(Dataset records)
────────────────

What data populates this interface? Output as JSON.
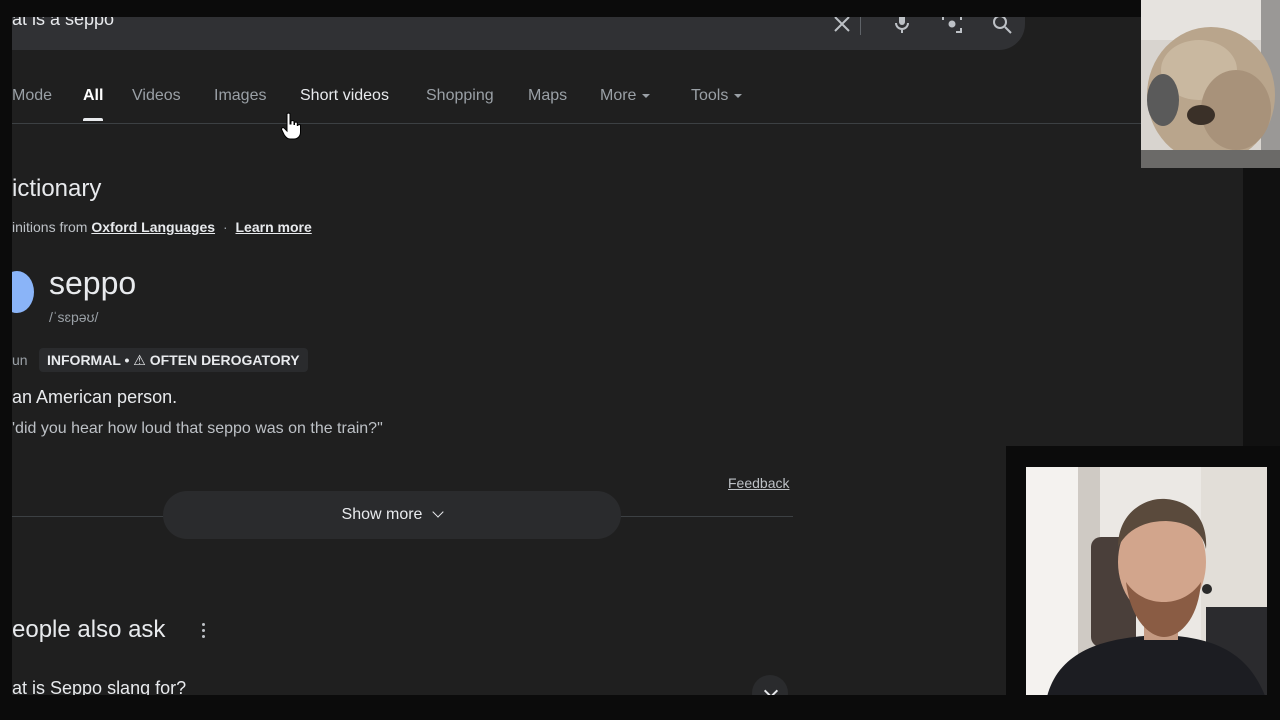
{
  "search": {
    "query": "at is a seppo"
  },
  "tabs": [
    {
      "label": "Mode"
    },
    {
      "label": "All"
    },
    {
      "label": "Videos"
    },
    {
      "label": "Images"
    },
    {
      "label": "Short videos"
    },
    {
      "label": "Shopping"
    },
    {
      "label": "Maps"
    },
    {
      "label": "More"
    },
    {
      "label": "Tools"
    }
  ],
  "dictionary": {
    "heading": "ictionary",
    "defs_prefix": "initions from",
    "source_link": "Oxford Languages",
    "separator": "·",
    "learn_more": "Learn more",
    "word": "seppo",
    "phonetic": "/ˈsɛpəʊ/",
    "part_of_speech": "un",
    "labels": "INFORMAL • ⚠ OFTEN DEROGATORY",
    "definition": "an American person.",
    "example": "'did you hear how loud that seppo was on the train?\"",
    "feedback": "Feedback",
    "show_more": "Show more"
  },
  "people_also_ask": {
    "heading": "eople also ask",
    "question": "at is Seppo slang for?"
  },
  "colors": {
    "background": "#1f1f1f",
    "accent_blue": "#8ab4f8",
    "text": "#e8eaed"
  }
}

────────────────

*Short problem:* Output all of the data exactly as it stands, minus any images.

*Response to the exercise:*
What data populates this interface? Output as JSON.
{
  "search": {
    "query": "at is a seppo"
  },
  "tabs": [
    {
      "label": "Mode"
    },
    {
      "label": "All"
    },
    {
      "label": "Videos"
    },
    {
      "label": "Images"
    },
    {
      "label": "Short videos"
    },
    {
      "label": "Shopping"
    },
    {
      "label": "Maps"
    },
    {
      "label": "More"
    },
    {
      "label": "Tools"
    }
  ],
  "dictionary": {
    "heading": "ictionary",
    "defs_prefix": "initions from",
    "source_link": "Oxford Languages",
    "separator": "·",
    "learn_more": "Learn more",
    "word": "seppo",
    "phonetic": "/ˈsɛpəʊ/",
    "part_of_speech": "un",
    "labels": "INFORMAL • ⚠ OFTEN DEROGATORY",
    "definition": "an American person.",
    "example": "'did you hear how loud that seppo was on the train?\"",
    "feedback": "Feedback",
    "show_more": "Show more"
  },
  "people_also_ask": {
    "heading": "eople also ask",
    "question": "at is Seppo slang for?"
  },
  "colors": {
    "background": "#1f1f1f",
    "accent_blue": "#8ab4f8",
    "text": "#e8eaed"
  }
}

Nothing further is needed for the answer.